» **Set problem**: For every line in the records that has the word "JSON", make a copy.

* start Entries provided *

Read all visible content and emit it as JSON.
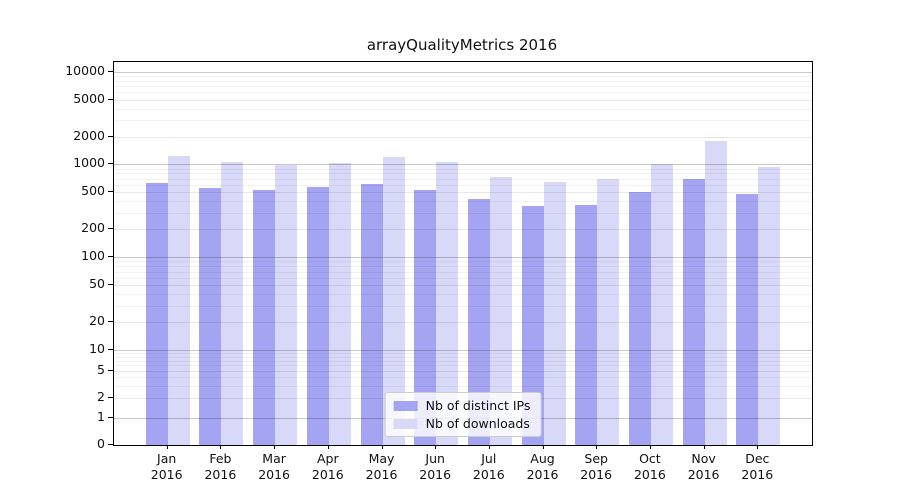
{
  "title": "arrayQualityMetrics 2016",
  "chart_data": {
    "type": "bar",
    "title": "arrayQualityMetrics 2016",
    "categories": [
      {
        "month": "Jan",
        "year": "2016"
      },
      {
        "month": "Feb",
        "year": "2016"
      },
      {
        "month": "Mar",
        "year": "2016"
      },
      {
        "month": "Apr",
        "year": "2016"
      },
      {
        "month": "May",
        "year": "2016"
      },
      {
        "month": "Jun",
        "year": "2016"
      },
      {
        "month": "Jul",
        "year": "2016"
      },
      {
        "month": "Aug",
        "year": "2016"
      },
      {
        "month": "Sep",
        "year": "2016"
      },
      {
        "month": "Oct",
        "year": "2016"
      },
      {
        "month": "Nov",
        "year": "2016"
      },
      {
        "month": "Dec",
        "year": "2016"
      }
    ],
    "series": [
      {
        "name": "Nb of distinct IPs",
        "color": "#a4a4f2",
        "values": [
          635,
          555,
          535,
          570,
          620,
          525,
          420,
          357,
          365,
          505,
          700,
          485
        ]
      },
      {
        "name": "Nb of downloads",
        "color": "#d8d8f8",
        "values": [
          1220,
          1060,
          990,
          1040,
          1210,
          1060,
          730,
          655,
          700,
          1010,
          1790,
          945
        ]
      }
    ],
    "xlabel": "",
    "ylabel": "",
    "yscale": "log above 1, linear 0-1",
    "y_ticks": [
      0,
      1,
      2,
      5,
      10,
      20,
      50,
      100,
      200,
      500,
      1000,
      2000,
      5000,
      10000
    ],
    "ylim": [
      0,
      12700
    ],
    "grid": "horizontal major+minor",
    "legend_position": "lower center"
  }
}
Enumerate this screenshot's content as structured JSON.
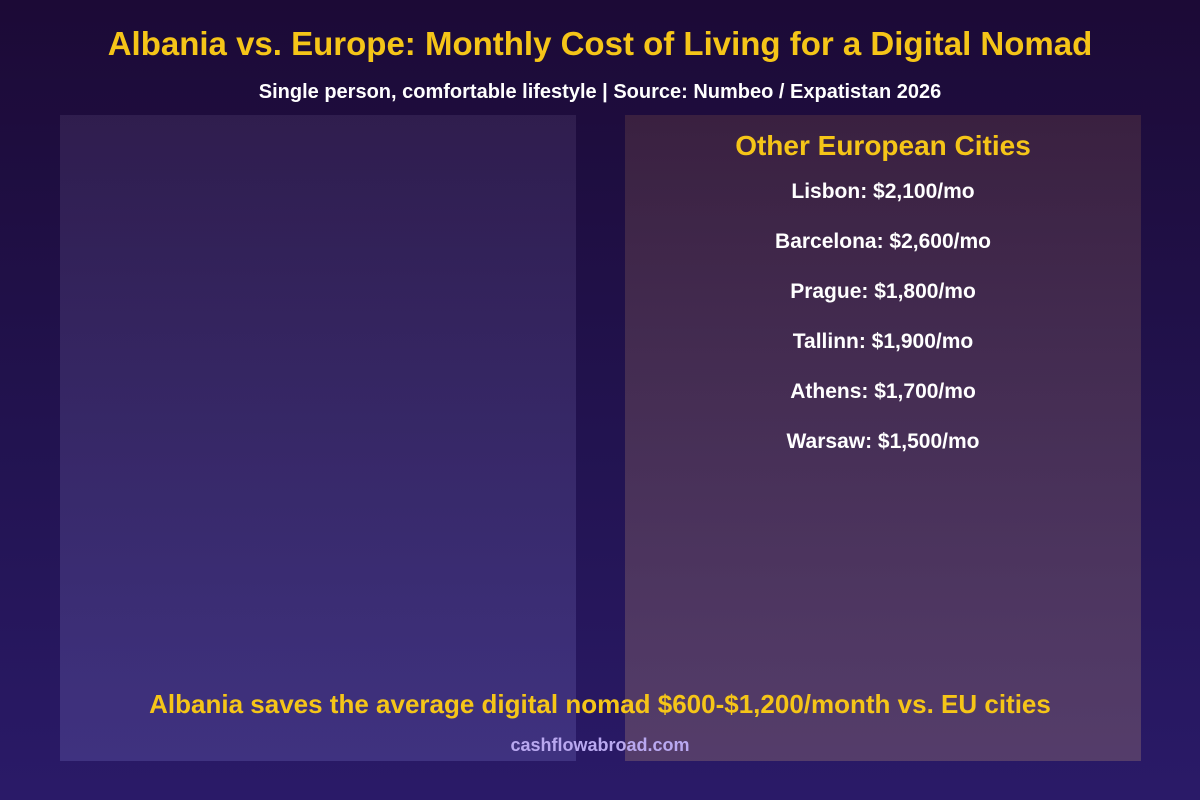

* end Entries provided *

» **Correct answer**:
Read all visible content and emit it as JSON.
Enumerate this screenshot's content as structured JSON.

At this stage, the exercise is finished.